## What to produce
Locate the string "coordinate" in the listing below. Copy every line where it is found.

## Source records
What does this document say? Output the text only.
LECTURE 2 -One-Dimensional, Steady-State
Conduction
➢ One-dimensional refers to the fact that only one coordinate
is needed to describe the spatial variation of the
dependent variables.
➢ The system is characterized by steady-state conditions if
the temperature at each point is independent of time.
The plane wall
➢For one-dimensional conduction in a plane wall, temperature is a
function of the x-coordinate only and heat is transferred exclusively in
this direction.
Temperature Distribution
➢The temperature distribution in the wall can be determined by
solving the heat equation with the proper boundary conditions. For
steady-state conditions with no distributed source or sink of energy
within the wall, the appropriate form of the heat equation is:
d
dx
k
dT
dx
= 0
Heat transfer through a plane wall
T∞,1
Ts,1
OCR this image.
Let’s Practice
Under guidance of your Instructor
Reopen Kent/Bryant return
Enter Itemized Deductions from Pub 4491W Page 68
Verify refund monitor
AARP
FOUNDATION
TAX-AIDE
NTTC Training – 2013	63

## Exercise solution
➢ One-dimensional refers to the fact that only one coordinate
function of the x-coordinate only and heat is transferred exclusively in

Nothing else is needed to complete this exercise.